TASK PROMPT: Lay out the listing as a numbered list, with blank lines left out, from its first line up to and including the line containing "y-tick-label: 89 <box>28 331 42 345</box>".

MATERIAL:
__________________________________________________
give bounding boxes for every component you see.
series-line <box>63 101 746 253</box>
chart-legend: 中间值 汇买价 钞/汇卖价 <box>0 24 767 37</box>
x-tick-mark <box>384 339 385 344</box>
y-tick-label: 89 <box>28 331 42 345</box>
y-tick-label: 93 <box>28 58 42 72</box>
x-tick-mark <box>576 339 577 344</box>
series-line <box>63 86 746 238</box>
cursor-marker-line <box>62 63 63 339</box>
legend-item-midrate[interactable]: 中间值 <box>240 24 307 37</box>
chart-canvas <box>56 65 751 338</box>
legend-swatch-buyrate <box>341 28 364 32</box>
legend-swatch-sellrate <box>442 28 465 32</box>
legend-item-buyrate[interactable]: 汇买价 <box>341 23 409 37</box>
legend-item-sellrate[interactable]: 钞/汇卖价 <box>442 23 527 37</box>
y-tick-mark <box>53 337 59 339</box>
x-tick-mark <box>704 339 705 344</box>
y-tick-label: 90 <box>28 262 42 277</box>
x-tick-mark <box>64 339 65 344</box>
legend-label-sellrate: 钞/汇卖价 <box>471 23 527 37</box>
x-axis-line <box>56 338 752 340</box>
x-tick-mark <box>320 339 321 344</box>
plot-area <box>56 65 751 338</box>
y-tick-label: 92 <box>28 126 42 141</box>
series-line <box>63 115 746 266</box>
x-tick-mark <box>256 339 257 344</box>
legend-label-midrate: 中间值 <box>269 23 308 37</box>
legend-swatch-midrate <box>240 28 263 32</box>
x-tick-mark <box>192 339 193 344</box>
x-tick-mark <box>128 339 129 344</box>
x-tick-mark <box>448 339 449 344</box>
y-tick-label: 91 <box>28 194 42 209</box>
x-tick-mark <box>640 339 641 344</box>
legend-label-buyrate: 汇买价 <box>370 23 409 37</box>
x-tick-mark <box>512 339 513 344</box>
__________________________________________________
EXERCISE SOLUTION:
1. give bounding boxes for every component you see.
2. series-line <box>63 101 746 253</box>
3. chart-legend: 中间值 汇买价 钞/汇卖价 <box>0 24 767 37</box>
4. x-tick-mark <box>384 339 385 344</box>
5. y-tick-label: 89 <box>28 331 42 345</box>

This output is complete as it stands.